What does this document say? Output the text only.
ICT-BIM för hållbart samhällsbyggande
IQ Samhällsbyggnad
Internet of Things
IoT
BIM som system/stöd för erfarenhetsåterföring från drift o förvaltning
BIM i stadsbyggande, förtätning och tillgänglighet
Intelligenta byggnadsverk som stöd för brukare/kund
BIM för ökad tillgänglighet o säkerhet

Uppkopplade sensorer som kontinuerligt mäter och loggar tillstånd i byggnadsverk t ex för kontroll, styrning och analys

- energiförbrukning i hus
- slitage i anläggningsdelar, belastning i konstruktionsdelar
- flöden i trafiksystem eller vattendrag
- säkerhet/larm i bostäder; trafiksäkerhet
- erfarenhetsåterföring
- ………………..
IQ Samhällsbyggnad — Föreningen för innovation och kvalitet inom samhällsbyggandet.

----

Work to be completed:
Repeat the listing exactly, from its first line to its last.

Exercise response:
What does this document say? Output the text only.
ICT-BIM för hållbart samhällsbyggande
IQ Samhällsbyggnad
Internet of Things
IoT
BIM som system/stöd för erfarenhetsåterföring från drift o förvaltning
BIM i stadsbyggande, förtätning och tillgänglighet
Intelligenta byggnadsverk som stöd för brukare/kund
BIM för ökad tillgänglighet o säkerhet

Uppkopplade sensorer som kontinuerligt mäter och loggar tillstånd i byggnadsverk t ex för kontroll, styrning och analys

- energiförbrukning i hus
- slitage i anläggningsdelar, belastning i konstruktionsdelar
- flöden i trafiksystem eller vattendrag
- säkerhet/larm i bostäder; trafiksäkerhet
- erfarenhetsåterföring
- ………………..
IQ Samhällsbyggnad — Föreningen för innovation och kvalitet inom samhällsbyggandet.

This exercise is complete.